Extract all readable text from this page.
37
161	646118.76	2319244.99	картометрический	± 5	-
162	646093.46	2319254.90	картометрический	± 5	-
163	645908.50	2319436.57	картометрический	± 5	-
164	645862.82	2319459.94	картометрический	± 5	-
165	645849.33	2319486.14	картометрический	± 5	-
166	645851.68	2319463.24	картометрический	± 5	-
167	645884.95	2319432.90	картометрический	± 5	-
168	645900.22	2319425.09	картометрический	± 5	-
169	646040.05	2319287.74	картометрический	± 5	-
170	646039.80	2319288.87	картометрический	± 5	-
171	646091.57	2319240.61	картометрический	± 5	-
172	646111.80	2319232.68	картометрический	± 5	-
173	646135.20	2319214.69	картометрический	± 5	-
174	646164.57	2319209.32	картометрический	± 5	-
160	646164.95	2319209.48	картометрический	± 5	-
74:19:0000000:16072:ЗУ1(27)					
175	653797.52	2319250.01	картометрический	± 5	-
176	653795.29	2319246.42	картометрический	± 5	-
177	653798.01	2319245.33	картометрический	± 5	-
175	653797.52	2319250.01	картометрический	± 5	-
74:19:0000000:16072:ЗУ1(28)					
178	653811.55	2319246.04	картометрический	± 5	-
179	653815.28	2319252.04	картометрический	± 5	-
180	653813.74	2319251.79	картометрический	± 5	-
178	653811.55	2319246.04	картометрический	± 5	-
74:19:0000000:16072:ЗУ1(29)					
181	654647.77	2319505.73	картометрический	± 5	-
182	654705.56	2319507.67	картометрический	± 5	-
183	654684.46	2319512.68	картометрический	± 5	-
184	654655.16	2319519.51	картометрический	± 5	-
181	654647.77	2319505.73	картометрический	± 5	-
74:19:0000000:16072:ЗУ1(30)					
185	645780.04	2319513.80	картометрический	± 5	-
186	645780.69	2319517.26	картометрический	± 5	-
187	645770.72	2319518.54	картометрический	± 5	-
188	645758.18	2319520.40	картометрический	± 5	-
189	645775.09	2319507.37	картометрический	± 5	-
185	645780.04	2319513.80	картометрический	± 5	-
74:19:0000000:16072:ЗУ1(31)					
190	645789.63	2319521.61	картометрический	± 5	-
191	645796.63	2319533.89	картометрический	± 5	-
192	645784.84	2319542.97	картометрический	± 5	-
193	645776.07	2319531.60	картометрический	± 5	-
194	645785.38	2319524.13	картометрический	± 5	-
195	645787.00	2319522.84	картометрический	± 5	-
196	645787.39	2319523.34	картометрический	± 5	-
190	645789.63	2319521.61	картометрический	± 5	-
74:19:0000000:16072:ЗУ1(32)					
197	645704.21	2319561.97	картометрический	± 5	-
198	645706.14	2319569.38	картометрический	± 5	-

◇ ◇ ◇ ◇

[REQUEST] Repeat every line of the records above exactly.

[IN RESPONSE]
Extract all readable text from this page.
37
161	646118.76	2319244.99	картометрический	± 5	-
162	646093.46	2319254.90	картометрический	± 5	-
163	645908.50	2319436.57	картометрический	± 5	-
164	645862.82	2319459.94	картометрический	± 5	-
165	645849.33	2319486.14	картометрический	± 5	-
166	645851.68	2319463.24	картометрический	± 5	-
167	645884.95	2319432.90	картометрический	± 5	-
168	645900.22	2319425.09	картометрический	± 5	-
169	646040.05	2319287.74	картометрический	± 5	-
170	646039.80	2319288.87	картометрический	± 5	-
171	646091.57	2319240.61	картометрический	± 5	-
172	646111.80	2319232.68	картометрический	± 5	-
173	646135.20	2319214.69	картометрический	± 5	-
174	646164.57	2319209.32	картометрический	± 5	-
160	646164.95	2319209.48	картометрический	± 5	-
74:19:0000000:16072:ЗУ1(27)					
175	653797.52	2319250.01	картометрический	± 5	-
176	653795.29	2319246.42	картометрический	± 5	-
177	653798.01	2319245.33	картометрический	± 5	-
175	653797.52	2319250.01	картометрический	± 5	-
74:19:0000000:16072:ЗУ1(28)					
178	653811.55	2319246.04	картометрический	± 5	-
179	653815.28	2319252.04	картометрический	± 5	-
180	653813.74	2319251.79	картометрический	± 5	-
178	653811.55	2319246.04	картометрический	± 5	-
74:19:0000000:16072:ЗУ1(29)					
181	654647.77	2319505.73	картометрический	± 5	-
182	654705.56	2319507.67	картометрический	± 5	-
183	654684.46	2319512.68	картометрический	± 5	-
184	654655.16	2319519.51	картометрический	± 5	-
181	654647.77	2319505.73	картометрический	± 5	-
74:19:0000000:16072:ЗУ1(30)					
185	645780.04	2319513.80	картометрический	± 5	-
186	645780.69	2319517.26	картометрический	± 5	-
187	645770.72	2319518.54	картометрический	± 5	-
188	645758.18	2319520.40	картометрический	± 5	-
189	645775.09	2319507.37	картометрический	± 5	-
185	645780.04	2319513.80	картометрический	± 5	-
74:19:0000000:16072:ЗУ1(31)					
190	645789.63	2319521.61	картометрический	± 5	-
191	645796.63	2319533.89	картометрический	± 5	-
192	645784.84	2319542.97	картометрический	± 5	-
193	645776.07	2319531.60	картометрический	± 5	-
194	645785.38	2319524.13	картометрический	± 5	-
195	645787.00	2319522.84	картометрический	± 5	-
196	645787.39	2319523.34	картометрический	± 5	-
190	645789.63	2319521.61	картометрический	± 5	-
74:19:0000000:16072:ЗУ1(32)					
197	645704.21	2319561.97	картометрический	± 5	-
198	645706.14	2319569.38	картометрический	± 5	-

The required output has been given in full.